** START OF RECORDS TO USE **

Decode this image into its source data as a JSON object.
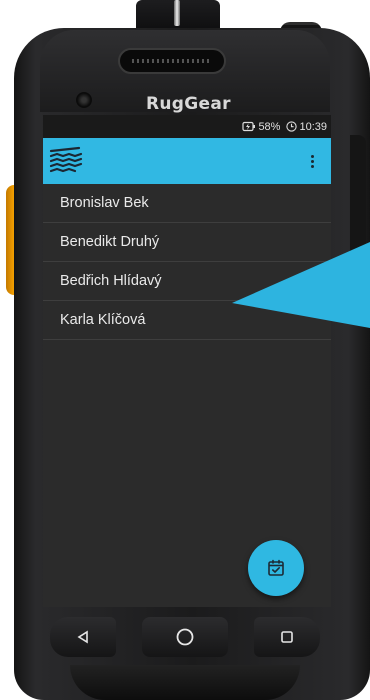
{
  "device": {
    "brand": "RugGear"
  },
  "status_bar": {
    "battery": "58%",
    "time": "10:39",
    "icons": [
      "battery-charging-icon",
      "clock-icon"
    ]
  },
  "app_bar": {
    "logo_icon": "app-logo-icon",
    "menu_icon": "more-vertical-icon"
  },
  "contacts": [
    {
      "name": "Bronislav Bek"
    },
    {
      "name": "Benedikt Druhý"
    },
    {
      "name": "Bedřich Hlídavý"
    },
    {
      "name": "Karla Klíčová"
    }
  ],
  "fab": {
    "icon": "calendar-check-icon"
  },
  "nav": {
    "back_icon": "back-triangle-icon",
    "home_icon": "home-circle-icon",
    "recent_icon": "recent-square-icon"
  },
  "colors": {
    "accent": "#31b8e3",
    "screen_bg": "#2b2b2b",
    "status_bg": "#1a1a1a",
    "text": "#eaeaea",
    "side_button": "#f4a000"
  }
}
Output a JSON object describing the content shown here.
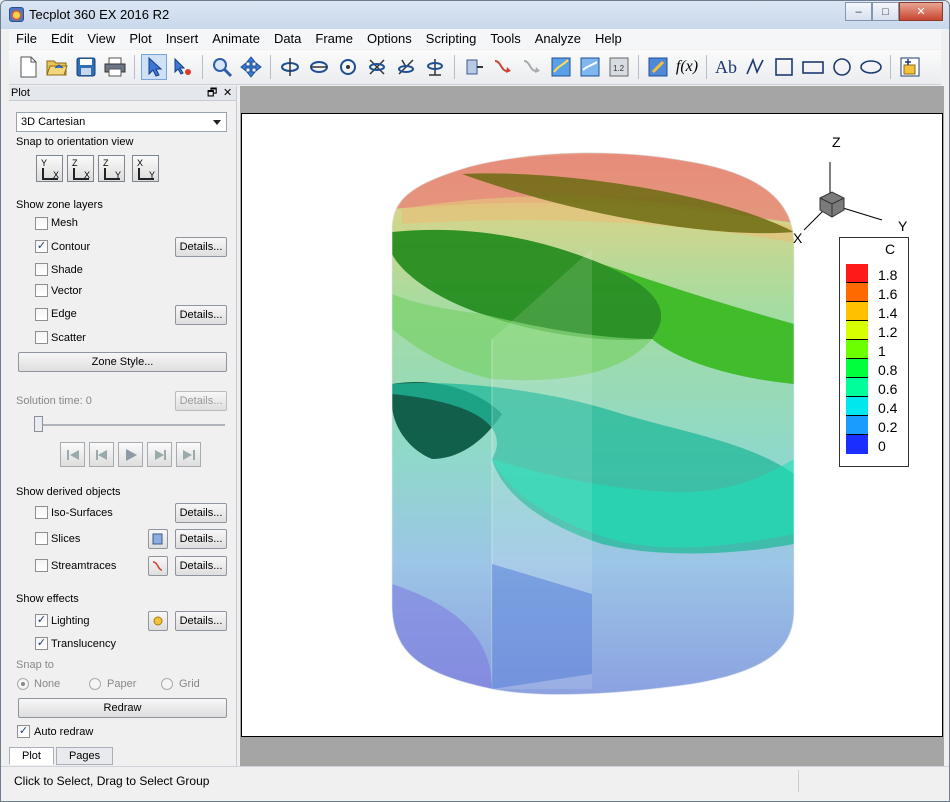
{
  "window": {
    "title": "Tecplot 360 EX 2016 R2",
    "minimize": "‒",
    "maximize": "□",
    "close": "✕"
  },
  "menu": [
    "File",
    "Edit",
    "View",
    "Plot",
    "Insert",
    "Animate",
    "Data",
    "Frame",
    "Options",
    "Scripting",
    "Tools",
    "Analyze",
    "Help"
  ],
  "toolbar": {
    "icons": [
      "new-file-icon",
      "open-folder-icon",
      "save-icon",
      "print-icon",
      "select-arrow-icon",
      "adjustor-icon",
      "zoom-icon",
      "translate-icon",
      "rotate-x-icon",
      "rotate-y-icon",
      "rotate-z-icon",
      "roll-icon",
      "spin-icon",
      "twist-icon",
      "probe-icon",
      "streamtrace-icon",
      "slice-icon",
      "contour-level-add-icon",
      "contour-level-remove-icon",
      "image-icon",
      "color-map-icon",
      "function-icon",
      "text-icon",
      "polyline-icon",
      "square-icon",
      "rectangle-icon",
      "circle-icon",
      "ellipse-icon",
      "add-frame-icon"
    ],
    "function_label": "f(x)",
    "text_label": "Ab"
  },
  "panel": {
    "title": "Plot",
    "float_btn": "🗗",
    "close_btn": "✕",
    "plot_type": "3D Cartesian",
    "snap_label": "Snap to orientation view",
    "snap_buttons": [
      {
        "a": "Y",
        "b": "X"
      },
      {
        "a": "Z",
        "b": "X"
      },
      {
        "a": "Z",
        "b": "Y"
      },
      {
        "a": "X",
        "b": "Y"
      }
    ],
    "zone_layers_label": "Show zone layers",
    "layers": [
      {
        "label": "Mesh",
        "checked": false
      },
      {
        "label": "Contour",
        "checked": true,
        "details": "Details..."
      },
      {
        "label": "Shade",
        "checked": false
      },
      {
        "label": "Vector",
        "checked": false
      },
      {
        "label": "Edge",
        "checked": false,
        "details": "Details..."
      },
      {
        "label": "Scatter",
        "checked": false
      }
    ],
    "zone_style": "Zone Style...",
    "solution_time": "Solution time: 0",
    "solution_details": "Details...",
    "derived_label": "Show derived objects",
    "derived": [
      {
        "label": "Iso-Surfaces",
        "details": "Details..."
      },
      {
        "label": "Slices",
        "details": "Details..."
      },
      {
        "label": "Streamtraces",
        "details": "Details..."
      }
    ],
    "effects_label": "Show effects",
    "effects": [
      {
        "label": "Lighting",
        "checked": true,
        "details": "Details..."
      },
      {
        "label": "Translucency",
        "checked": true
      }
    ],
    "snap_to_label": "Snap to",
    "snap_options": [
      "None",
      "Paper",
      "Grid"
    ],
    "redraw": "Redraw",
    "auto_redraw": "Auto redraw",
    "tabs": [
      "Plot",
      "Pages"
    ]
  },
  "plot": {
    "axis_labels": {
      "z": "Z",
      "x": "X",
      "y": "Y"
    },
    "legend_title": "C",
    "legend_levels": [
      "1.8",
      "1.6",
      "1.4",
      "1.2",
      "1",
      "0.8",
      "0.6",
      "0.4",
      "0.2",
      "0"
    ],
    "legend_colors": [
      "#ff0000",
      "#ff6a00",
      "#ffc000",
      "#d8ff00",
      "#6cff00",
      "#00ff18",
      "#00ff86",
      "#00f0e8",
      "#00a8ff",
      "#2040ff",
      "#0018e0"
    ]
  },
  "status": {
    "text": "Click to Select, Drag to Select Group"
  }
}
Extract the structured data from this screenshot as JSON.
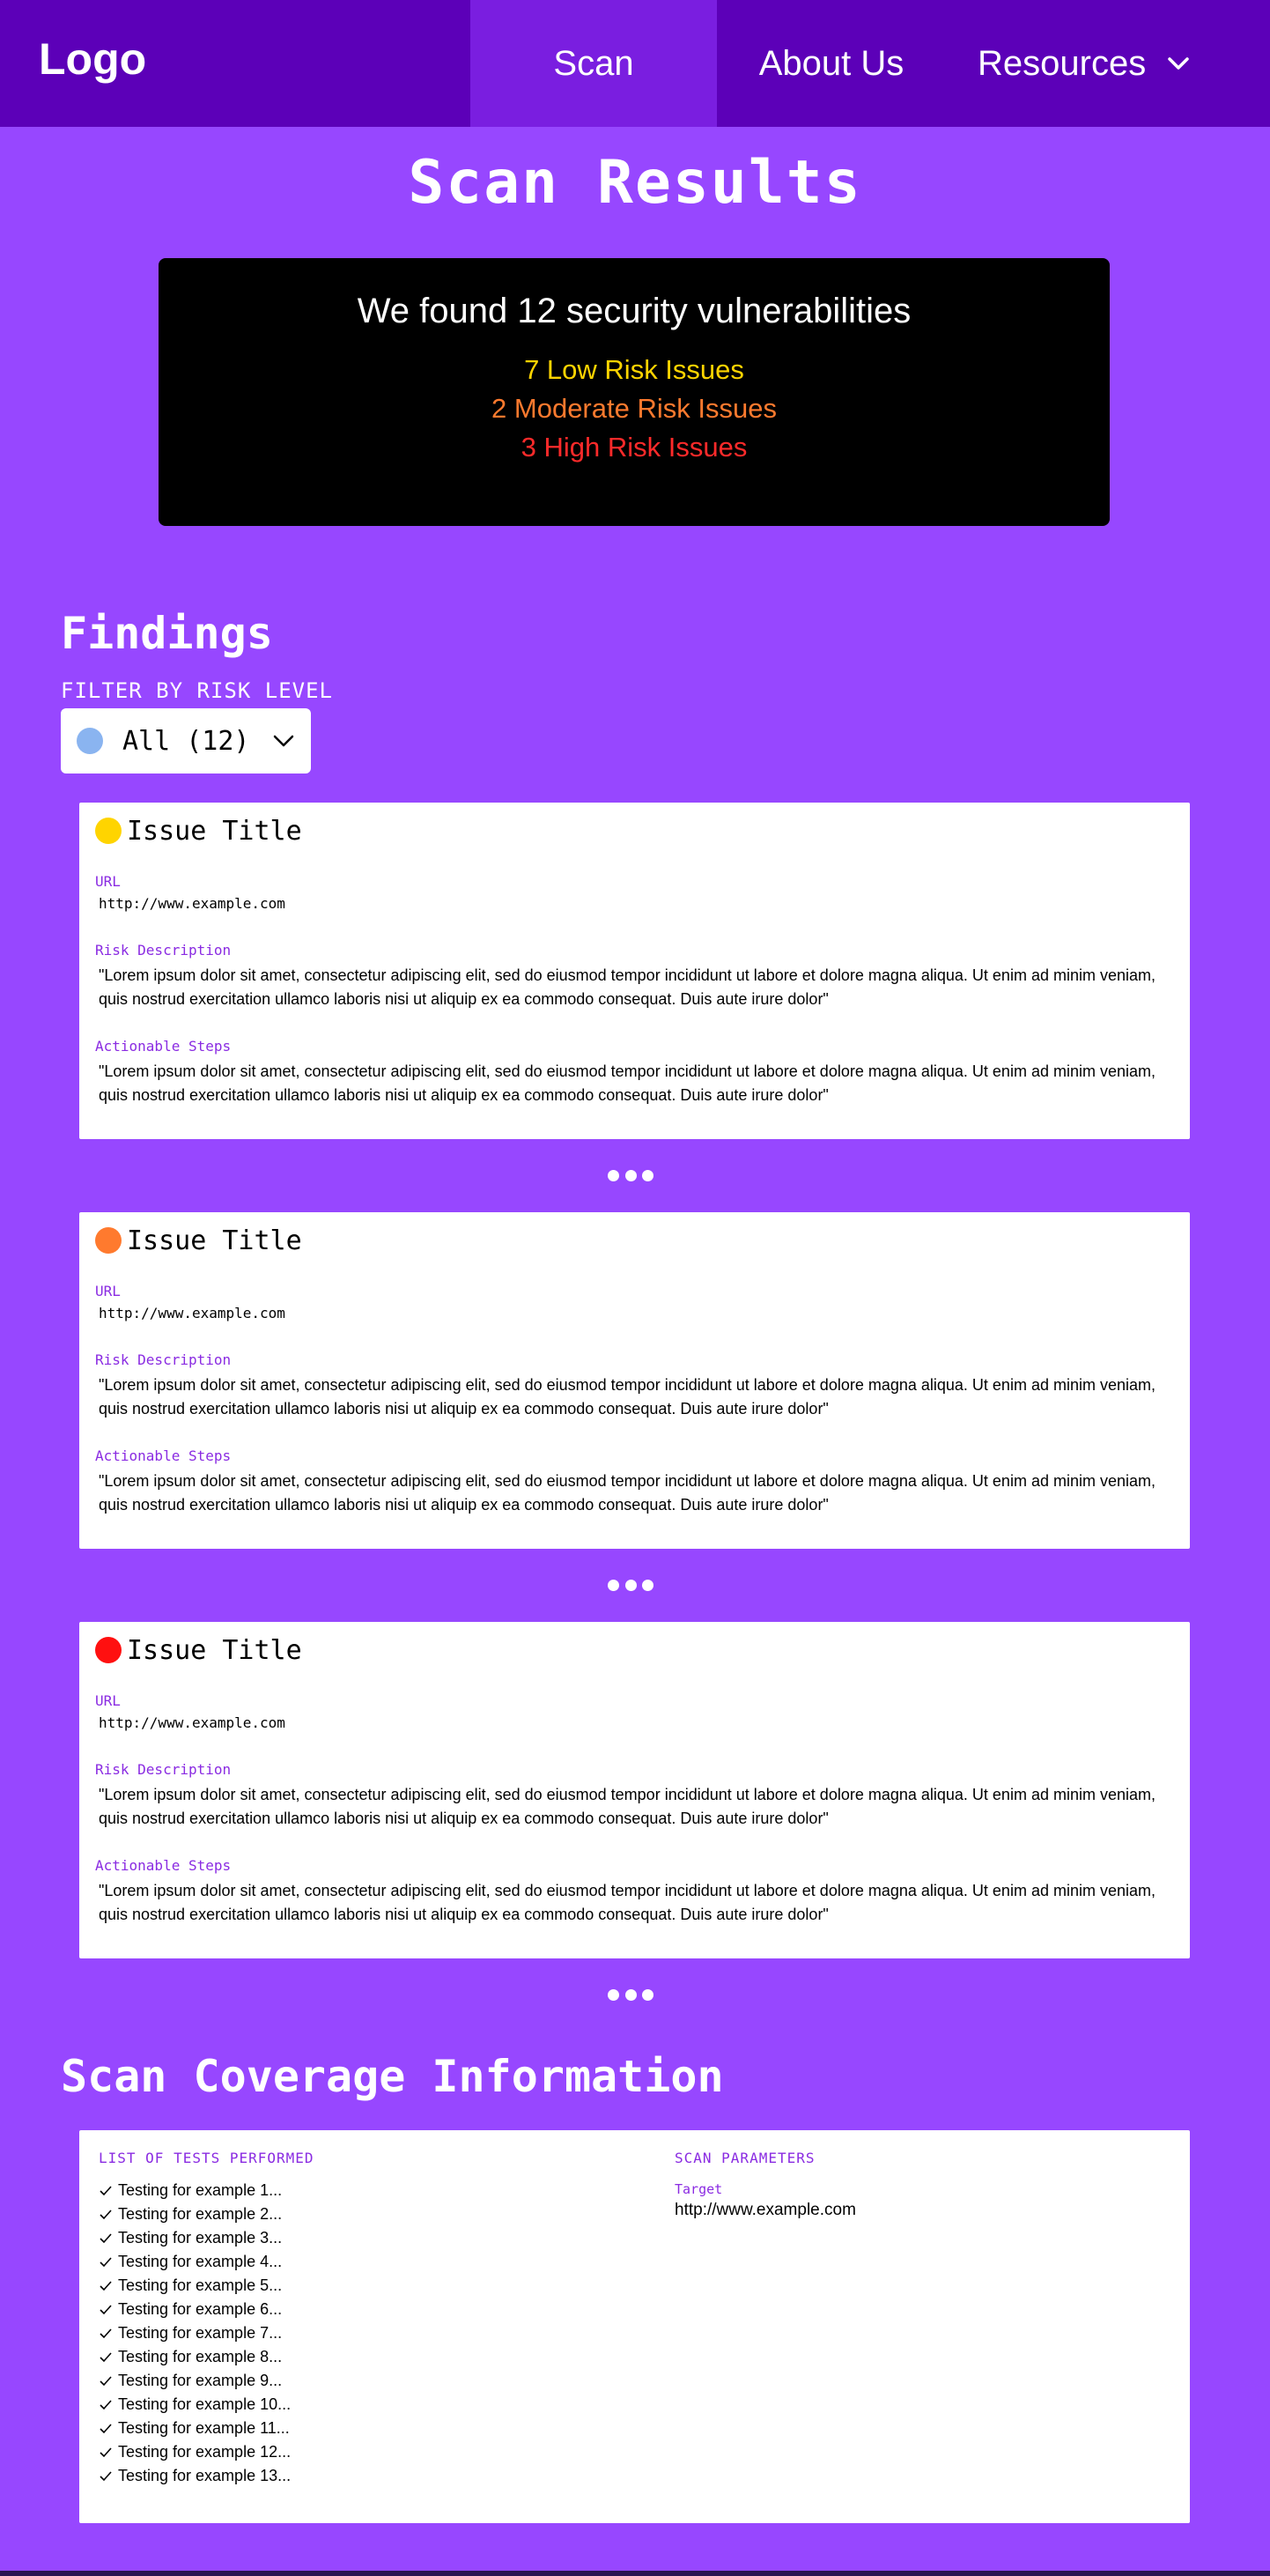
{
  "nav": {
    "logo": "Logo",
    "items": [
      {
        "label": "Scan",
        "active": true
      },
      {
        "label": "About Us",
        "active": false
      },
      {
        "label": "Resources",
        "active": false
      }
    ]
  },
  "page_title": "Scan Results",
  "summary": {
    "headline": "We found 12 security vulnerabilities",
    "low": "7 Low Risk Issues",
    "moderate": "2 Moderate Risk Issues",
    "high": "3 High Risk Issues"
  },
  "findings": {
    "title": "Findings",
    "filter_label": "FILTER BY RISK LEVEL",
    "filter_value": "All (12)",
    "url_label": "URL",
    "desc_label": "Risk Description",
    "steps_label": "Actionable Steps",
    "issues": [
      {
        "risk": "low",
        "title": "Issue Title",
        "url": "http://www.example.com",
        "description": "\"Lorem ipsum dolor sit amet, consectetur adipiscing elit, sed do eiusmod tempor incididunt ut labore et dolore magna aliqua. Ut enim ad minim veniam, quis nostrud exercitation ullamco laboris nisi ut aliquip ex ea commodo consequat. Duis aute irure dolor\"",
        "steps": "\"Lorem ipsum dolor sit amet, consectetur adipiscing elit, sed do eiusmod tempor incididunt ut labore et dolore magna aliqua. Ut enim ad minim veniam, quis nostrud exercitation ullamco laboris nisi ut aliquip ex ea commodo consequat. Duis aute irure dolor\""
      },
      {
        "risk": "moderate",
        "title": "Issue Title",
        "url": "http://www.example.com",
        "description": "\"Lorem ipsum dolor sit amet, consectetur adipiscing elit, sed do eiusmod tempor incididunt ut labore et dolore magna aliqua. Ut enim ad minim veniam, quis nostrud exercitation ullamco laboris nisi ut aliquip ex ea commodo consequat. Duis aute irure dolor\"",
        "steps": "\"Lorem ipsum dolor sit amet, consectetur adipiscing elit, sed do eiusmod tempor incididunt ut labore et dolore magna aliqua. Ut enim ad minim veniam, quis nostrud exercitation ullamco laboris nisi ut aliquip ex ea commodo consequat. Duis aute irure dolor\""
      },
      {
        "risk": "high",
        "title": "Issue Title",
        "url": "http://www.example.com",
        "description": "\"Lorem ipsum dolor sit amet, consectetur adipiscing elit, sed do eiusmod tempor incididunt ut labore et dolore magna aliqua. Ut enim ad minim veniam, quis nostrud exercitation ullamco laboris nisi ut aliquip ex ea commodo consequat. Duis aute irure dolor\"",
        "steps": "\"Lorem ipsum dolor sit amet, consectetur adipiscing elit, sed do eiusmod tempor incididunt ut labore et dolore magna aliqua. Ut enim ad minim veniam, quis nostrud exercitation ullamco laboris nisi ut aliquip ex ea commodo consequat. Duis aute irure dolor\""
      }
    ]
  },
  "coverage": {
    "title": "Scan Coverage Information",
    "tests_label": "LIST OF TESTS PERFORMED",
    "params_label": "SCAN PARAMETERS",
    "target_label": "Target",
    "target_value": "http://www.example.com",
    "tests": [
      "Testing for example 1...",
      "Testing for example 2...",
      "Testing for example 3...",
      "Testing for example 4...",
      "Testing for example 5...",
      "Testing for example 6...",
      "Testing for example 7...",
      "Testing for example 8...",
      "Testing for example 9...",
      "Testing for example 10...",
      "Testing for example 11...",
      "Testing for example 12...",
      "Testing for example 13..."
    ]
  },
  "colors": {
    "background": "#9747ff",
    "nav": "#5c00b8",
    "nav_active": "#7a1ee0",
    "low": "#ffd400",
    "moderate": "#ff7a2e",
    "high": "#ff1010",
    "label_purple": "#8a2be2"
  }
}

** END OF RECORDS TO USE **

Lines that hold "rotate" are the ones to copy; find all of them.

▶ **RESPONSE**
      "rotate-x-icon",
      "rotate-y-icon",
      "rotate-z-icon",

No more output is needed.